Show every line containing "JSON" by copying it.

Records from a collection:
━━━
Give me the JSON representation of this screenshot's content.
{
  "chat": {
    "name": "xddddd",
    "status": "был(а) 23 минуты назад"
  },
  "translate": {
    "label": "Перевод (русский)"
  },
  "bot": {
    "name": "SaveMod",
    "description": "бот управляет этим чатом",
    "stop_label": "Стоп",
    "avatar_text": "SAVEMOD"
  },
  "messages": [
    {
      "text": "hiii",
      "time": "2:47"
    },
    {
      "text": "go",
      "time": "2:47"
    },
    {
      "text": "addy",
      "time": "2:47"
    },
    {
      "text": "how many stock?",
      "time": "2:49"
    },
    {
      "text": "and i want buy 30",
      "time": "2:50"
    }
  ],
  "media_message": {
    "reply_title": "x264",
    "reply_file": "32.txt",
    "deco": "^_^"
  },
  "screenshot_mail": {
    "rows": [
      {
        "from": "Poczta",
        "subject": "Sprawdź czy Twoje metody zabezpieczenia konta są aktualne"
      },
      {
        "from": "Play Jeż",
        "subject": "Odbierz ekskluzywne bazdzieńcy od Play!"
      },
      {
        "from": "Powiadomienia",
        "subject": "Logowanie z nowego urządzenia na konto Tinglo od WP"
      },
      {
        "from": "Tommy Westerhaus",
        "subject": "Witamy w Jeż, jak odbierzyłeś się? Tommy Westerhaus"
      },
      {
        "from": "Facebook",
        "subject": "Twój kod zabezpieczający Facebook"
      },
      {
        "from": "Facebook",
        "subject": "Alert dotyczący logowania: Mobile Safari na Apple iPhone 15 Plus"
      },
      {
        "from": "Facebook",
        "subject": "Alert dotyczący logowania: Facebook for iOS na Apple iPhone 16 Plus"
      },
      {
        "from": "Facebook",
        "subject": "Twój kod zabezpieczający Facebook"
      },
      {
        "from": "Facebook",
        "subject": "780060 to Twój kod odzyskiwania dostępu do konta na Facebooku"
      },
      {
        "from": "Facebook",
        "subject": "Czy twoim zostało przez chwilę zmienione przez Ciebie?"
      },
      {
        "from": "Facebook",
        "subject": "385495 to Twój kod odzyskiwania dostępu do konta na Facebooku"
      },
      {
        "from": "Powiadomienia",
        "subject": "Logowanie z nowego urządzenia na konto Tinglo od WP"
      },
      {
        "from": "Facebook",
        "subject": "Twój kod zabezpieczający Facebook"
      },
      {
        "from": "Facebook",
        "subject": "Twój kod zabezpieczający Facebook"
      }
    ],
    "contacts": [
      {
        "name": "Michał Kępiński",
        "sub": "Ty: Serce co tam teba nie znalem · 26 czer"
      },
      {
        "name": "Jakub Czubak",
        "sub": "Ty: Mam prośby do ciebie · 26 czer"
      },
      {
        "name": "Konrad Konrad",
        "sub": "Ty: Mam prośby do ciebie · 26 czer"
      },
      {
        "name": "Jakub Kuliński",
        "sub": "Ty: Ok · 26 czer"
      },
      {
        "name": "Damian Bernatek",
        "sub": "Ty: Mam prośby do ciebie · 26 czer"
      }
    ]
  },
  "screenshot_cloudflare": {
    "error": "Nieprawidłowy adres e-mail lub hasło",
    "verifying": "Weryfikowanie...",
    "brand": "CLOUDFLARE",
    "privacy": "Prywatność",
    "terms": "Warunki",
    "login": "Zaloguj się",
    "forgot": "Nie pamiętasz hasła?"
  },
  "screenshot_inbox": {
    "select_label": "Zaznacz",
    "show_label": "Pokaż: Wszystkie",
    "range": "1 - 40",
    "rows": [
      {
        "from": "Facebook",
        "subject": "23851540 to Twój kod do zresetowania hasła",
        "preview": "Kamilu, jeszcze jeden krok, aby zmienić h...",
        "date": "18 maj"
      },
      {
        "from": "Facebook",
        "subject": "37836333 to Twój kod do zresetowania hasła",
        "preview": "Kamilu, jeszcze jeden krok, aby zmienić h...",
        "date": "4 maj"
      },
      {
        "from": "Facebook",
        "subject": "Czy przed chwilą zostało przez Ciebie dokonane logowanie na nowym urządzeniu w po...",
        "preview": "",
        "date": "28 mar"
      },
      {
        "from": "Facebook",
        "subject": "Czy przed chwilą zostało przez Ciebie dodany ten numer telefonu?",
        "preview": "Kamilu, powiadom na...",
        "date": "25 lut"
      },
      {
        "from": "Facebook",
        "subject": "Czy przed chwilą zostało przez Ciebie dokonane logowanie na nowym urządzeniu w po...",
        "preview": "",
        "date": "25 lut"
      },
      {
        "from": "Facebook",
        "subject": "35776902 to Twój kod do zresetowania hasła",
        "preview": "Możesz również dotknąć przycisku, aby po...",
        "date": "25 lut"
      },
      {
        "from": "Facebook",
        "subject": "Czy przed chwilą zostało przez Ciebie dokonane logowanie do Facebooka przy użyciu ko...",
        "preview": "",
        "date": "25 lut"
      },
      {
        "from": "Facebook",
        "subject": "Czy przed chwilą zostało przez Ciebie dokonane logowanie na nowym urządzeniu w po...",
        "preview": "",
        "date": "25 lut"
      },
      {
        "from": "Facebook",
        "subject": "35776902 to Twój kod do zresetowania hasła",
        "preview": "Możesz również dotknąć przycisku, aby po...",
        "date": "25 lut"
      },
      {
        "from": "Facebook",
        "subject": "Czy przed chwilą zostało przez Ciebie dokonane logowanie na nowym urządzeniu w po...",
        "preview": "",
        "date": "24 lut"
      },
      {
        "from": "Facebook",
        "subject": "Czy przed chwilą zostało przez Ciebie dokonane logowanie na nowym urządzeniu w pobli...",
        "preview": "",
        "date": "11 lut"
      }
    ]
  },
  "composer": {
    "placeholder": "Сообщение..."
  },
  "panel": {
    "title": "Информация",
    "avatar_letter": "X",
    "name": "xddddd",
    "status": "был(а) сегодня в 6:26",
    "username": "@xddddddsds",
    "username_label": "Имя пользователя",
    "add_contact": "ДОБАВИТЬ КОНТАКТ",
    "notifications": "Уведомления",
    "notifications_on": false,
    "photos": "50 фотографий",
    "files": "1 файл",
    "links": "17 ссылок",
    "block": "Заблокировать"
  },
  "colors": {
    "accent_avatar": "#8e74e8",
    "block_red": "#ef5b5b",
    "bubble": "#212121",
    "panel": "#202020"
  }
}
━━━
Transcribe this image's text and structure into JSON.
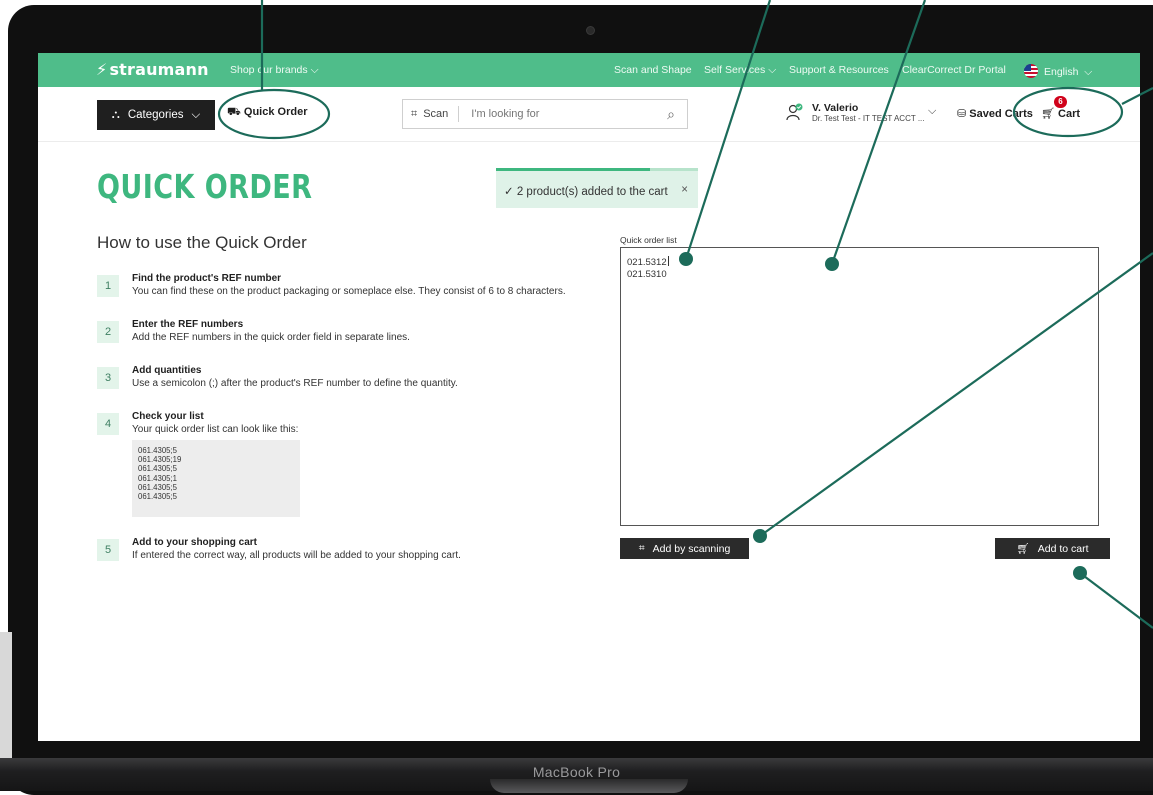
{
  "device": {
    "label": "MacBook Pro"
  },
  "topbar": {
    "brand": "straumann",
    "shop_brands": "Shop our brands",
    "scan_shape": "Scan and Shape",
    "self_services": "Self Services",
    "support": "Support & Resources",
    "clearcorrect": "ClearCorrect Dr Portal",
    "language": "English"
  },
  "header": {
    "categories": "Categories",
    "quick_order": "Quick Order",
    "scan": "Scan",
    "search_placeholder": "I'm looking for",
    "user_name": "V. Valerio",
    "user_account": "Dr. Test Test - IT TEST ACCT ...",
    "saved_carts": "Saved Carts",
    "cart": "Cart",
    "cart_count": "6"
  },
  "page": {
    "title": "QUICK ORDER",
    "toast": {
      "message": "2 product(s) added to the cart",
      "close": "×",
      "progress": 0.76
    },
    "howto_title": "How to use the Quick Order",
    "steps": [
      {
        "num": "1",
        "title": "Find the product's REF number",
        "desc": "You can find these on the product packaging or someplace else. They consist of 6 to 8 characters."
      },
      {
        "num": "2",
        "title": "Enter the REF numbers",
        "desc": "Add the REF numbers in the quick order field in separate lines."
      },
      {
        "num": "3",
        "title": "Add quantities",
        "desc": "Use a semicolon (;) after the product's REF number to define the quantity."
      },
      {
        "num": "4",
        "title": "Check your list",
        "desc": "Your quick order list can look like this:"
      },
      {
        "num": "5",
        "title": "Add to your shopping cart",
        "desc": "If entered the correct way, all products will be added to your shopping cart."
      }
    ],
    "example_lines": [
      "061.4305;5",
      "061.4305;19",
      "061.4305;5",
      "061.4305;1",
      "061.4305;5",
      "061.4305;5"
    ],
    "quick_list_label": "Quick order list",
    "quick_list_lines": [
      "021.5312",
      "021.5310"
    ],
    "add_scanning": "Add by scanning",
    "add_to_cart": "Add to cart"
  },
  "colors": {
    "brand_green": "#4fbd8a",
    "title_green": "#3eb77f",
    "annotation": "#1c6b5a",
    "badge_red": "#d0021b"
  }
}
━━━
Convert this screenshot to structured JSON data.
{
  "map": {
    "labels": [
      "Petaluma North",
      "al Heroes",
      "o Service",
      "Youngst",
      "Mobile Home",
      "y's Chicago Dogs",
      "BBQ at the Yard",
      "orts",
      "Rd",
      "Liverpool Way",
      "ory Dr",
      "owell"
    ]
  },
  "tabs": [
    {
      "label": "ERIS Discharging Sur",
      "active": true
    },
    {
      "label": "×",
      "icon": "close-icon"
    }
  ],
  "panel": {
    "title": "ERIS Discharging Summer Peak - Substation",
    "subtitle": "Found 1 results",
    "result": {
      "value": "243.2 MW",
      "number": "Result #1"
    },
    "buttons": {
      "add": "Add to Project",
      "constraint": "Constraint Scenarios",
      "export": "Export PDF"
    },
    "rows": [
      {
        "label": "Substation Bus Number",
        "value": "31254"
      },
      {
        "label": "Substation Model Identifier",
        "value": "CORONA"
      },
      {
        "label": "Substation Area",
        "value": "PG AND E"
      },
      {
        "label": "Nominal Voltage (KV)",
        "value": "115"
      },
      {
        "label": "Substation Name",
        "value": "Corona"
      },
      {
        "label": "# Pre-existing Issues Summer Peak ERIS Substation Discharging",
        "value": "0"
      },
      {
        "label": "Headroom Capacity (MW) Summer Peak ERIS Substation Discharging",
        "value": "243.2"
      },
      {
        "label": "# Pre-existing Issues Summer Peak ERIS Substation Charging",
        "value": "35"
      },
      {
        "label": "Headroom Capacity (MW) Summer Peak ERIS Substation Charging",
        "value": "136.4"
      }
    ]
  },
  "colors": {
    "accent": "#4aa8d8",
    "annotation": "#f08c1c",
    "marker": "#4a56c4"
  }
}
━━━
## Written response
Give me the JSON representation of this screenshot's content.
Transcribe this image's text and structure into JSON.
Convert this screenshot to structured JSON data.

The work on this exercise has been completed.